Given request | Below are records to transcribe exactly, without their pictures.

Records for the task |
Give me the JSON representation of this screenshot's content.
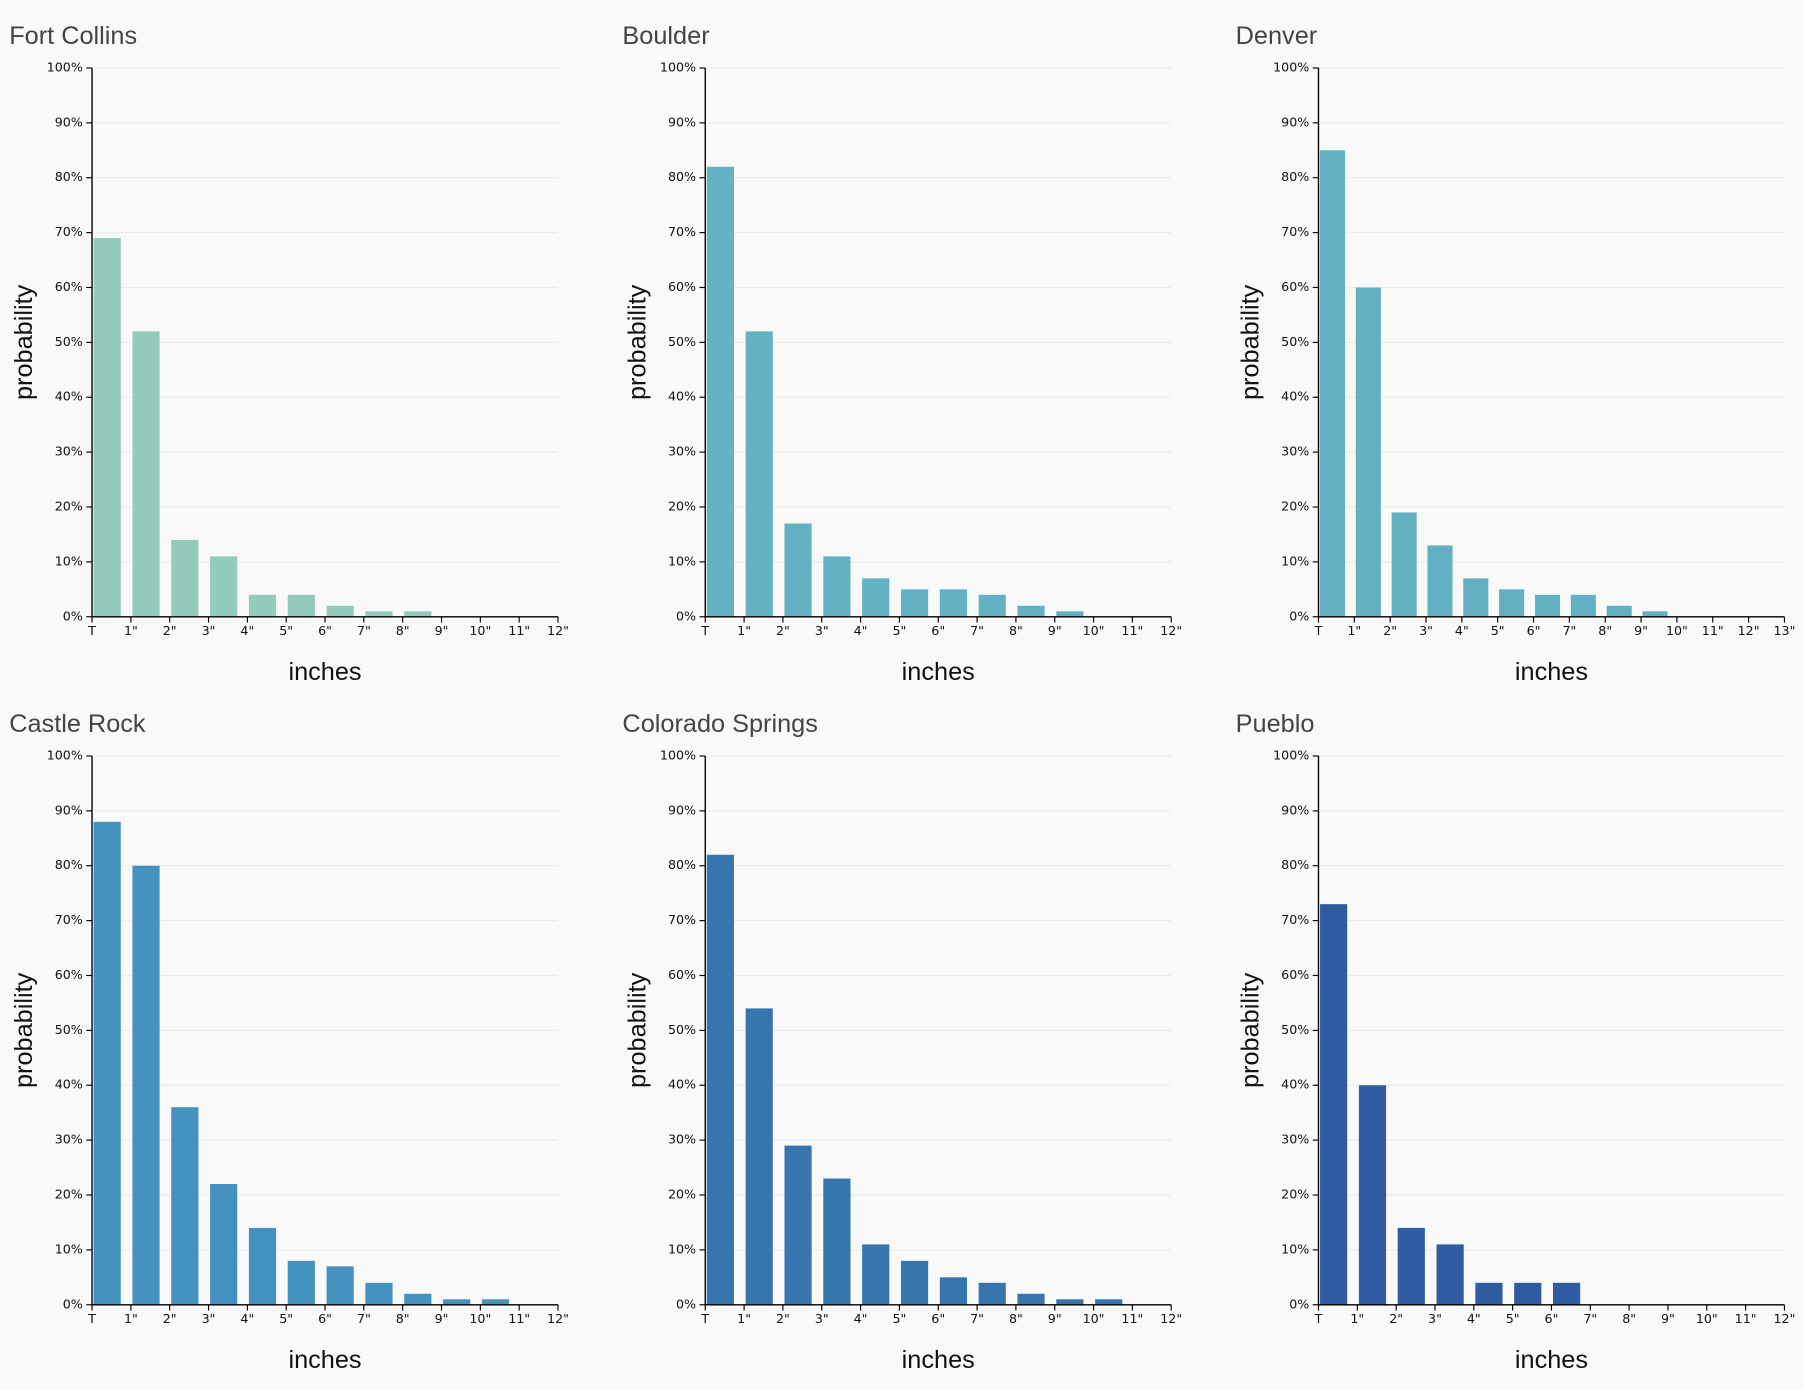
{
  "chart_data": [
    {
      "type": "histogram",
      "title": "Fort Collins",
      "xlabel": "inches",
      "ylabel": "probability",
      "color": "#93cbbd",
      "grid": true,
      "bins": [
        "T",
        "1\"",
        "2\"",
        "3\"",
        "4\"",
        "5\"",
        "6\"",
        "7\"",
        "8\"",
        "9\"",
        "10\"",
        "11\"",
        "12\""
      ],
      "values": [
        69,
        52,
        14,
        11,
        4,
        4,
        2,
        1,
        1,
        0,
        0,
        0
      ],
      "ylim": [
        0,
        100
      ],
      "yticks": [
        {
          "value": 0,
          "label": "0%"
        },
        {
          "value": 10,
          "label": "10%"
        },
        {
          "value": 20,
          "label": "20%"
        },
        {
          "value": 30,
          "label": "30%"
        },
        {
          "value": 40,
          "label": "40%"
        },
        {
          "value": 50,
          "label": "50%"
        },
        {
          "value": 60,
          "label": "60%"
        },
        {
          "value": 70,
          "label": "70%"
        },
        {
          "value": 80,
          "label": "80%"
        },
        {
          "value": 90,
          "label": "90%"
        },
        {
          "value": 100,
          "label": "100%"
        }
      ]
    },
    {
      "type": "histogram",
      "title": "Boulder",
      "xlabel": "inches",
      "ylabel": "probability",
      "color": "#63b2c3",
      "grid": true,
      "bins": [
        "T",
        "1\"",
        "2\"",
        "3\"",
        "4\"",
        "5\"",
        "6\"",
        "7\"",
        "8\"",
        "9\"",
        "10\"",
        "11\"",
        "12\""
      ],
      "values": [
        82,
        52,
        17,
        11,
        7,
        5,
        5,
        4,
        2,
        1,
        0,
        0
      ],
      "ylim": [
        0,
        100
      ],
      "yticks": [
        {
          "value": 0,
          "label": "0%"
        },
        {
          "value": 10,
          "label": "10%"
        },
        {
          "value": 20,
          "label": "20%"
        },
        {
          "value": 30,
          "label": "30%"
        },
        {
          "value": 40,
          "label": "40%"
        },
        {
          "value": 50,
          "label": "50%"
        },
        {
          "value": 60,
          "label": "60%"
        },
        {
          "value": 70,
          "label": "70%"
        },
        {
          "value": 80,
          "label": "80%"
        },
        {
          "value": 90,
          "label": "90%"
        },
        {
          "value": 100,
          "label": "100%"
        }
      ]
    },
    {
      "type": "histogram",
      "title": "Denver",
      "xlabel": "inches",
      "ylabel": "probability",
      "color": "#63b0c2",
      "grid": true,
      "bins": [
        "T",
        "1\"",
        "2\"",
        "3\"",
        "4\"",
        "5\"",
        "6\"",
        "7\"",
        "8\"",
        "9\"",
        "10\"",
        "11\"",
        "12\"",
        "13\""
      ],
      "values": [
        85,
        60,
        19,
        13,
        7,
        5,
        4,
        4,
        2,
        1,
        0,
        0,
        0
      ],
      "ylim": [
        0,
        100
      ],
      "yticks": [
        {
          "value": 0,
          "label": "0%"
        },
        {
          "value": 10,
          "label": "10%"
        },
        {
          "value": 20,
          "label": "20%"
        },
        {
          "value": 30,
          "label": "30%"
        },
        {
          "value": 40,
          "label": "40%"
        },
        {
          "value": 50,
          "label": "50%"
        },
        {
          "value": 60,
          "label": "60%"
        },
        {
          "value": 70,
          "label": "70%"
        },
        {
          "value": 80,
          "label": "80%"
        },
        {
          "value": 90,
          "label": "90%"
        },
        {
          "value": 100,
          "label": "100%"
        }
      ]
    },
    {
      "type": "histogram",
      "title": "Castle Rock",
      "xlabel": "inches",
      "ylabel": "probability",
      "color": "#4591bf",
      "grid": true,
      "bins": [
        "T",
        "1\"",
        "2\"",
        "3\"",
        "4\"",
        "5\"",
        "6\"",
        "7\"",
        "8\"",
        "9\"",
        "10\"",
        "11\"",
        "12\""
      ],
      "values": [
        88,
        80,
        36,
        22,
        14,
        8,
        7,
        4,
        2,
        1,
        1,
        0
      ],
      "ylim": [
        0,
        100
      ],
      "yticks": [
        {
          "value": 0,
          "label": "0%"
        },
        {
          "value": 10,
          "label": "10%"
        },
        {
          "value": 20,
          "label": "20%"
        },
        {
          "value": 30,
          "label": "30%"
        },
        {
          "value": 40,
          "label": "40%"
        },
        {
          "value": 50,
          "label": "50%"
        },
        {
          "value": 60,
          "label": "60%"
        },
        {
          "value": 70,
          "label": "70%"
        },
        {
          "value": 80,
          "label": "80%"
        },
        {
          "value": 90,
          "label": "90%"
        },
        {
          "value": 100,
          "label": "100%"
        }
      ]
    },
    {
      "type": "histogram",
      "title": "Colorado Springs",
      "xlabel": "inches",
      "ylabel": "probability",
      "color": "#3775ae",
      "grid": true,
      "bins": [
        "T",
        "1\"",
        "2\"",
        "3\"",
        "4\"",
        "5\"",
        "6\"",
        "7\"",
        "8\"",
        "9\"",
        "10\"",
        "11\"",
        "12\""
      ],
      "values": [
        82,
        54,
        29,
        23,
        11,
        8,
        5,
        4,
        2,
        1,
        1,
        0
      ],
      "ylim": [
        0,
        100
      ],
      "yticks": [
        {
          "value": 0,
          "label": "0%"
        },
        {
          "value": 10,
          "label": "10%"
        },
        {
          "value": 20,
          "label": "20%"
        },
        {
          "value": 30,
          "label": "30%"
        },
        {
          "value": 40,
          "label": "40%"
        },
        {
          "value": 50,
          "label": "50%"
        },
        {
          "value": 60,
          "label": "60%"
        },
        {
          "value": 70,
          "label": "70%"
        },
        {
          "value": 80,
          "label": "80%"
        },
        {
          "value": 90,
          "label": "90%"
        },
        {
          "value": 100,
          "label": "100%"
        }
      ]
    },
    {
      "type": "histogram",
      "title": "Pueblo",
      "xlabel": "inches",
      "ylabel": "probability",
      "color": "#2f5ba1",
      "grid": true,
      "bins": [
        "T",
        "1\"",
        "2\"",
        "3\"",
        "4\"",
        "5\"",
        "6\"",
        "7\"",
        "8\"",
        "9\"",
        "10\"",
        "11\"",
        "12\""
      ],
      "values": [
        73,
        40,
        14,
        11,
        4,
        4,
        4,
        0,
        0,
        0,
        0,
        0
      ],
      "ylim": [
        0,
        100
      ],
      "yticks": [
        {
          "value": 0,
          "label": "0%"
        },
        {
          "value": 10,
          "label": "10%"
        },
        {
          "value": 20,
          "label": "20%"
        },
        {
          "value": 30,
          "label": "30%"
        },
        {
          "value": 40,
          "label": "40%"
        },
        {
          "value": 50,
          "label": "50%"
        },
        {
          "value": 60,
          "label": "60%"
        },
        {
          "value": 70,
          "label": "70%"
        },
        {
          "value": 80,
          "label": "80%"
        },
        {
          "value": 90,
          "label": "90%"
        },
        {
          "value": 100,
          "label": "100%"
        }
      ]
    }
  ]
}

Exercise output |
Give me the JSON representation of this screenshot's content.
{
  "chart_data": [
    {
      "type": "histogram",
      "title": "Fort Collins",
      "xlabel": "inches",
      "ylabel": "probability",
      "color": "#93cbbd",
      "grid": true,
      "bins": [
        "T",
        "1\"",
        "2\"",
        "3\"",
        "4\"",
        "5\"",
        "6\"",
        "7\"",
        "8\"",
        "9\"",
        "10\"",
        "11\"",
        "12\""
      ],
      "values": [
        69,
        52,
        14,
        11,
        4,
        4,
        2,
        1,
        1,
        0,
        0,
        0
      ],
      "ylim": [
        0,
        100
      ],
      "yticks": [
        {
          "value": 0,
          "label": "0%"
        },
        {
          "value": 10,
          "label": "10%"
        },
        {
          "value": 20,
          "label": "20%"
        },
        {
          "value": 30,
          "label": "30%"
        },
        {
          "value": 40,
          "label": "40%"
        },
        {
          "value": 50,
          "label": "50%"
        },
        {
          "value": 60,
          "label": "60%"
        },
        {
          "value": 70,
          "label": "70%"
        },
        {
          "value": 80,
          "label": "80%"
        },
        {
          "value": 90,
          "label": "90%"
        },
        {
          "value": 100,
          "label": "100%"
        }
      ]
    },
    {
      "type": "histogram",
      "title": "Boulder",
      "xlabel": "inches",
      "ylabel": "probability",
      "color": "#63b2c3",
      "grid": true,
      "bins": [
        "T",
        "1\"",
        "2\"",
        "3\"",
        "4\"",
        "5\"",
        "6\"",
        "7\"",
        "8\"",
        "9\"",
        "10\"",
        "11\"",
        "12\""
      ],
      "values": [
        82,
        52,
        17,
        11,
        7,
        5,
        5,
        4,
        2,
        1,
        0,
        0
      ],
      "ylim": [
        0,
        100
      ],
      "yticks": [
        {
          "value": 0,
          "label": "0%"
        },
        {
          "value": 10,
          "label": "10%"
        },
        {
          "value": 20,
          "label": "20%"
        },
        {
          "value": 30,
          "label": "30%"
        },
        {
          "value": 40,
          "label": "40%"
        },
        {
          "value": 50,
          "label": "50%"
        },
        {
          "value": 60,
          "label": "60%"
        },
        {
          "value": 70,
          "label": "70%"
        },
        {
          "value": 80,
          "label": "80%"
        },
        {
          "value": 90,
          "label": "90%"
        },
        {
          "value": 100,
          "label": "100%"
        }
      ]
    },
    {
      "type": "histogram",
      "title": "Denver",
      "xlabel": "inches",
      "ylabel": "probability",
      "color": "#63b0c2",
      "grid": true,
      "bins": [
        "T",
        "1\"",
        "2\"",
        "3\"",
        "4\"",
        "5\"",
        "6\"",
        "7\"",
        "8\"",
        "9\"",
        "10\"",
        "11\"",
        "12\"",
        "13\""
      ],
      "values": [
        85,
        60,
        19,
        13,
        7,
        5,
        4,
        4,
        2,
        1,
        0,
        0,
        0
      ],
      "ylim": [
        0,
        100
      ],
      "yticks": [
        {
          "value": 0,
          "label": "0%"
        },
        {
          "value": 10,
          "label": "10%"
        },
        {
          "value": 20,
          "label": "20%"
        },
        {
          "value": 30,
          "label": "30%"
        },
        {
          "value": 40,
          "label": "40%"
        },
        {
          "value": 50,
          "label": "50%"
        },
        {
          "value": 60,
          "label": "60%"
        },
        {
          "value": 70,
          "label": "70%"
        },
        {
          "value": 80,
          "label": "80%"
        },
        {
          "value": 90,
          "label": "90%"
        },
        {
          "value": 100,
          "label": "100%"
        }
      ]
    },
    {
      "type": "histogram",
      "title": "Castle Rock",
      "xlabel": "inches",
      "ylabel": "probability",
      "color": "#4591bf",
      "grid": true,
      "bins": [
        "T",
        "1\"",
        "2\"",
        "3\"",
        "4\"",
        "5\"",
        "6\"",
        "7\"",
        "8\"",
        "9\"",
        "10\"",
        "11\"",
        "12\""
      ],
      "values": [
        88,
        80,
        36,
        22,
        14,
        8,
        7,
        4,
        2,
        1,
        1,
        0
      ],
      "ylim": [
        0,
        100
      ],
      "yticks": [
        {
          "value": 0,
          "label": "0%"
        },
        {
          "value": 10,
          "label": "10%"
        },
        {
          "value": 20,
          "label": "20%"
        },
        {
          "value": 30,
          "label": "30%"
        },
        {
          "value": 40,
          "label": "40%"
        },
        {
          "value": 50,
          "label": "50%"
        },
        {
          "value": 60,
          "label": "60%"
        },
        {
          "value": 70,
          "label": "70%"
        },
        {
          "value": 80,
          "label": "80%"
        },
        {
          "value": 90,
          "label": "90%"
        },
        {
          "value": 100,
          "label": "100%"
        }
      ]
    },
    {
      "type": "histogram",
      "title": "Colorado Springs",
      "xlabel": "inches",
      "ylabel": "probability",
      "color": "#3775ae",
      "grid": true,
      "bins": [
        "T",
        "1\"",
        "2\"",
        "3\"",
        "4\"",
        "5\"",
        "6\"",
        "7\"",
        "8\"",
        "9\"",
        "10\"",
        "11\"",
        "12\""
      ],
      "values": [
        82,
        54,
        29,
        23,
        11,
        8,
        5,
        4,
        2,
        1,
        1,
        0
      ],
      "ylim": [
        0,
        100
      ],
      "yticks": [
        {
          "value": 0,
          "label": "0%"
        },
        {
          "value": 10,
          "label": "10%"
        },
        {
          "value": 20,
          "label": "20%"
        },
        {
          "value": 30,
          "label": "30%"
        },
        {
          "value": 40,
          "label": "40%"
        },
        {
          "value": 50,
          "label": "50%"
        },
        {
          "value": 60,
          "label": "60%"
        },
        {
          "value": 70,
          "label": "70%"
        },
        {
          "value": 80,
          "label": "80%"
        },
        {
          "value": 90,
          "label": "90%"
        },
        {
          "value": 100,
          "label": "100%"
        }
      ]
    },
    {
      "type": "histogram",
      "title": "Pueblo",
      "xlabel": "inches",
      "ylabel": "probability",
      "color": "#2f5ba1",
      "grid": true,
      "bins": [
        "T",
        "1\"",
        "2\"",
        "3\"",
        "4\"",
        "5\"",
        "6\"",
        "7\"",
        "8\"",
        "9\"",
        "10\"",
        "11\"",
        "12\""
      ],
      "values": [
        73,
        40,
        14,
        11,
        4,
        4,
        4,
        0,
        0,
        0,
        0,
        0
      ],
      "ylim": [
        0,
        100
      ],
      "yticks": [
        {
          "value": 0,
          "label": "0%"
        },
        {
          "value": 10,
          "label": "10%"
        },
        {
          "value": 20,
          "label": "20%"
        },
        {
          "value": 30,
          "label": "30%"
        },
        {
          "value": 40,
          "label": "40%"
        },
        {
          "value": 50,
          "label": "50%"
        },
        {
          "value": 60,
          "label": "60%"
        },
        {
          "value": 70,
          "label": "70%"
        },
        {
          "value": 80,
          "label": "80%"
        },
        {
          "value": 90,
          "label": "90%"
        },
        {
          "value": 100,
          "label": "100%"
        }
      ]
    }
  ]
}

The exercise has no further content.